[DATASET ENTRIES]:
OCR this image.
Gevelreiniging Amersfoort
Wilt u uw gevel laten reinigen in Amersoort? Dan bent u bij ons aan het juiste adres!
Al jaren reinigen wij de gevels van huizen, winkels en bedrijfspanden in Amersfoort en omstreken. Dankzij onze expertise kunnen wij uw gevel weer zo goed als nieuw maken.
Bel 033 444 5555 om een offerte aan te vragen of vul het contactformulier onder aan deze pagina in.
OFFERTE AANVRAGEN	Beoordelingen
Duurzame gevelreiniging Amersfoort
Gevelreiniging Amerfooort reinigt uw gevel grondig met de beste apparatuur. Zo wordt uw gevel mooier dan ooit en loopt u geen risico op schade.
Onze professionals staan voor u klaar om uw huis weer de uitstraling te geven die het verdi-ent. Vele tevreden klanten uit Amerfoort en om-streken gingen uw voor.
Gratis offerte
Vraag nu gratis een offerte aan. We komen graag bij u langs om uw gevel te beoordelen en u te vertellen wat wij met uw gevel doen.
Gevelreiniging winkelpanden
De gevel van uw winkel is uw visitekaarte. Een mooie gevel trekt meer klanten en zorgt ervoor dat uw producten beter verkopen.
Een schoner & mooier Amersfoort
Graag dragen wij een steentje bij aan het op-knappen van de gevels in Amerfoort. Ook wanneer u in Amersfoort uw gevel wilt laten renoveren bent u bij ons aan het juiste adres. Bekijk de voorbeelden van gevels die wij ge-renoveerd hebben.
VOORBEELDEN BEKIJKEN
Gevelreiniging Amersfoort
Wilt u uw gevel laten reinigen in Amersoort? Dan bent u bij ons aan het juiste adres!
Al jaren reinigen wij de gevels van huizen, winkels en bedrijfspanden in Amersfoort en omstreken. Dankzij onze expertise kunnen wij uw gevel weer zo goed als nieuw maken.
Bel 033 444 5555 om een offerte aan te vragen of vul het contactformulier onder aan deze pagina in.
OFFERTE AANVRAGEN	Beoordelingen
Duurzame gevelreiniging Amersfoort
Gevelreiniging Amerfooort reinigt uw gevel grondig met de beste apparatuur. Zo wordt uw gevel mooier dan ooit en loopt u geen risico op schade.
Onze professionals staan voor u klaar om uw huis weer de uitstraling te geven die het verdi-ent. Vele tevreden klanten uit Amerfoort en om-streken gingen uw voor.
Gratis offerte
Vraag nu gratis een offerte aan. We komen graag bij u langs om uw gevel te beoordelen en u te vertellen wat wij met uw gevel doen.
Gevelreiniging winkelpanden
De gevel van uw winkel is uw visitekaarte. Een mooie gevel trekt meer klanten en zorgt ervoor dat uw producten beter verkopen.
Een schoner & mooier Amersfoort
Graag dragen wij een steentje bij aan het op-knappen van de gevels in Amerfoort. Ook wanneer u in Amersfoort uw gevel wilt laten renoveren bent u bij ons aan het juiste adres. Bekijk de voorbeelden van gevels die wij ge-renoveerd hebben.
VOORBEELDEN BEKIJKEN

[WHAT IS NEEDED]: Repeat the material word for word, in full.

[SOLUTION TO THE EXERCISE]:
OCR this image.
Gevelreiniging Amersfoort
Wilt u uw gevel laten reinigen in Amersoort? Dan bent u bij ons aan het juiste adres!
Al jaren reinigen wij de gevels van huizen, winkels en bedrijfspanden in Amersfoort en omstreken. Dankzij onze expertise kunnen wij uw gevel weer zo goed als nieuw maken.
Bel 033 444 5555 om een offerte aan te vragen of vul het contactformulier onder aan deze pagina in.
OFFERTE AANVRAGEN	Beoordelingen
Duurzame gevelreiniging Amersfoort
Gevelreiniging Amerfooort reinigt uw gevel grondig met de beste apparatuur. Zo wordt uw gevel mooier dan ooit en loopt u geen risico op schade.
Onze professionals staan voor u klaar om uw huis weer de uitstraling te geven die het verdi-ent. Vele tevreden klanten uit Amerfoort en om-streken gingen uw voor.
Gratis offerte
Vraag nu gratis een offerte aan. We komen graag bij u langs om uw gevel te beoordelen en u te vertellen wat wij met uw gevel doen.
Gevelreiniging winkelpanden
De gevel van uw winkel is uw visitekaarte. Een mooie gevel trekt meer klanten en zorgt ervoor dat uw producten beter verkopen.
Een schoner & mooier Amersfoort
Graag dragen wij een steentje bij aan het op-knappen van de gevels in Amerfoort. Ook wanneer u in Amersfoort uw gevel wilt laten renoveren bent u bij ons aan het juiste adres. Bekijk de voorbeelden van gevels die wij ge-renoveerd hebben.
VOORBEELDEN BEKIJKEN
Gevelreiniging Amersfoort
Wilt u uw gevel laten reinigen in Amersoort? Dan bent u bij ons aan het juiste adres!
Al jaren reinigen wij de gevels van huizen, winkels en bedrijfspanden in Amersfoort en omstreken. Dankzij onze expertise kunnen wij uw gevel weer zo goed als nieuw maken.
Bel 033 444 5555 om een offerte aan te vragen of vul het contactformulier onder aan deze pagina in.
OFFERTE AANVRAGEN	Beoordelingen
Duurzame gevelreiniging Amersfoort
Gevelreiniging Amerfooort reinigt uw gevel grondig met de beste apparatuur. Zo wordt uw gevel mooier dan ooit en loopt u geen risico op schade.
Onze professionals staan voor u klaar om uw huis weer de uitstraling te geven die het verdi-ent. Vele tevreden klanten uit Amerfoort en om-streken gingen uw voor.
Gratis offerte
Vraag nu gratis een offerte aan. We komen graag bij u langs om uw gevel te beoordelen en u te vertellen wat wij met uw gevel doen.
Gevelreiniging winkelpanden
De gevel van uw winkel is uw visitekaarte. Een mooie gevel trekt meer klanten en zorgt ervoor dat uw producten beter verkopen.
Een schoner & mooier Amersfoort
Graag dragen wij een steentje bij aan het op-knappen van de gevels in Amerfoort. Ook wanneer u in Amersfoort uw gevel wilt laten renoveren bent u bij ons aan het juiste adres. Bekijk de voorbeelden van gevels die wij ge-renoveerd hebben.
VOORBEELDEN BEKIJKEN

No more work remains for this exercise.